=== Directions ===
Return every record below exactly as written, but leave out the pictures.

=== Provided data ===
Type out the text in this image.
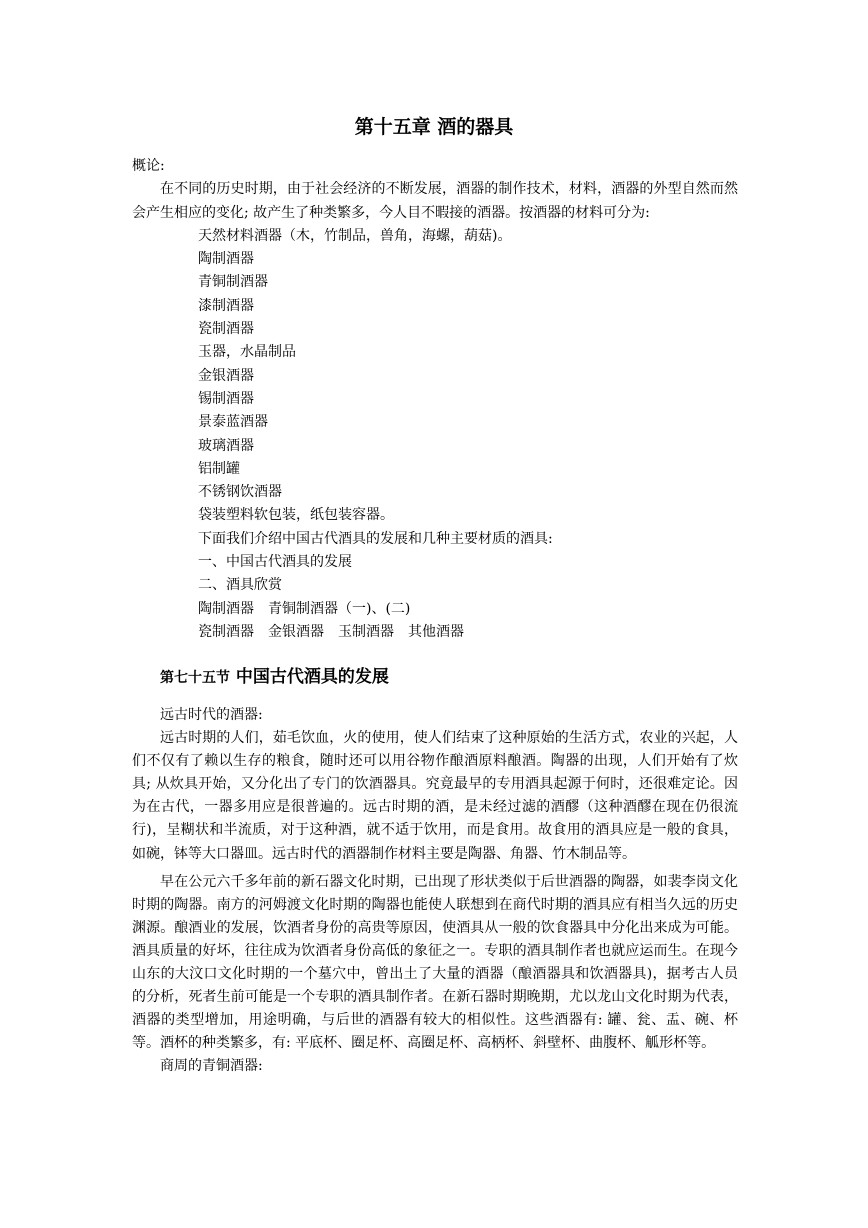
第十五章 酒的器具

概论:

在不同的历史时期，由于社会经济的不断发展，酒器的制作技术，材料，酒器的外型自然而然会产生相应的变化; 故产生了种类繁多，今人目不暇接的酒器。按酒器的材料可分为:

天然材料酒器（木，竹制品，兽角，海螺，葫菇)。

陶制酒器

青铜制酒器

漆制酒器

瓷制酒器

玉器，水晶制品

金银酒器

锡制酒器

景泰蓝酒器

玻璃酒器

铝制罐

不锈钢饮酒器

袋装塑料软包装，纸包装容器。

下面我们介绍中国古代酒具的发展和几种主要材质的酒具:

一、中国古代酒具的发展

二、酒具欣赏

陶制酒器　青铜制酒器（一)、(二)

瓷制酒器　金银酒器　玉制酒器　其他酒器

第七十五节 中国古代酒具的发展

远古时代的酒器:

远古时期的人们，茹毛饮血，火的使用，使人们结束了这种原始的生活方式，农业的兴起，人们不仅有了赖以生存的粮食，随时还可以用谷物作酿酒原料酿酒。陶器的出现，人们开始有了炊具; 从炊具开始，又分化出了专门的饮酒器具。究竟最早的专用酒具起源于何时，还很难定论。因为在古代，一器多用应是很普遍的。远古时期的酒，是未经过滤的酒醪（这种酒醪在现在仍很流行)，呈糊状和半流质，对于这种酒，就不适于饮用，而是食用。故食用的酒具应是一般的食具，如碗，钵等大口器皿。远古时代的酒器制作材料主要是陶器、角器、竹木制品等。

早在公元六千多年前的新石器文化时期，已出现了形状类似于后世酒器的陶器，如裴李岗文化时期的陶器。南方的河姆渡文化时期的陶器也能使人联想到在商代时期的酒具应有相当久远的历史渊源。酿酒业的发展，饮酒者身份的高贵等原因，使酒具从一般的饮食器具中分化出来成为可能。酒具质量的好坏，往往成为饮酒者身份高低的象征之一。专职的酒具制作者也就应运而生。在现今山东的大汶口文化时期的一个墓穴中，曾出土了大量的酒器（酿酒器具和饮酒器具)，据考古人员的分析，死者生前可能是一个专职的酒具制作者。在新石器时期晚期，尤以龙山文化时期为代表，酒器的类型增加，用途明确，与后世的酒器有较大的相似性。这些酒器有: 罐、瓮、盂、碗、杯等。酒杯的种类繁多，有: 平底杯、圈足杯、高圈足杯、高柄杯、斜壁杯、曲腹杯、觚形杯等。

商周的青铜酒器:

=== Solution to this exercise ===
Type out the text in this image.
第十五章 酒的器具

概论:

在不同的历史时期，由于社会经济的不断发展，酒器的制作技术，材料，酒器的外型自然而然会产生相应的变化; 故产生了种类繁多，今人目不暇接的酒器。按酒器的材料可分为:

天然材料酒器（木，竹制品，兽角，海螺，葫菇)。

陶制酒器

青铜制酒器

漆制酒器

瓷制酒器

玉器，水晶制品

金银酒器

锡制酒器

景泰蓝酒器

玻璃酒器

铝制罐

不锈钢饮酒器

袋装塑料软包装，纸包装容器。

下面我们介绍中国古代酒具的发展和几种主要材质的酒具:

一、中国古代酒具的发展

二、酒具欣赏

陶制酒器　青铜制酒器（一)、(二)

瓷制酒器　金银酒器　玉制酒器　其他酒器

第七十五节 中国古代酒具的发展

远古时代的酒器:

远古时期的人们，茹毛饮血，火的使用，使人们结束了这种原始的生活方式，农业的兴起，人们不仅有了赖以生存的粮食，随时还可以用谷物作酿酒原料酿酒。陶器的出现，人们开始有了炊具; 从炊具开始，又分化出了专门的饮酒器具。究竟最早的专用酒具起源于何时，还很难定论。因为在古代，一器多用应是很普遍的。远古时期的酒，是未经过滤的酒醪（这种酒醪在现在仍很流行)，呈糊状和半流质，对于这种酒，就不适于饮用，而是食用。故食用的酒具应是一般的食具，如碗，钵等大口器皿。远古时代的酒器制作材料主要是陶器、角器、竹木制品等。

早在公元六千多年前的新石器文化时期，已出现了形状类似于后世酒器的陶器，如裴李岗文化时期的陶器。南方的河姆渡文化时期的陶器也能使人联想到在商代时期的酒具应有相当久远的历史渊源。酿酒业的发展，饮酒者身份的高贵等原因，使酒具从一般的饮食器具中分化出来成为可能。酒具质量的好坏，往往成为饮酒者身份高低的象征之一。专职的酒具制作者也就应运而生。在现今山东的大汶口文化时期的一个墓穴中，曾出土了大量的酒器（酿酒器具和饮酒器具)，据考古人员的分析，死者生前可能是一个专职的酒具制作者。在新石器时期晚期，尤以龙山文化时期为代表，酒器的类型增加，用途明确，与后世的酒器有较大的相似性。这些酒器有: 罐、瓮、盂、碗、杯等。酒杯的种类繁多，有: 平底杯、圈足杯、高圈足杯、高柄杯、斜壁杯、曲腹杯、觚形杯等。

商周的青铜酒器:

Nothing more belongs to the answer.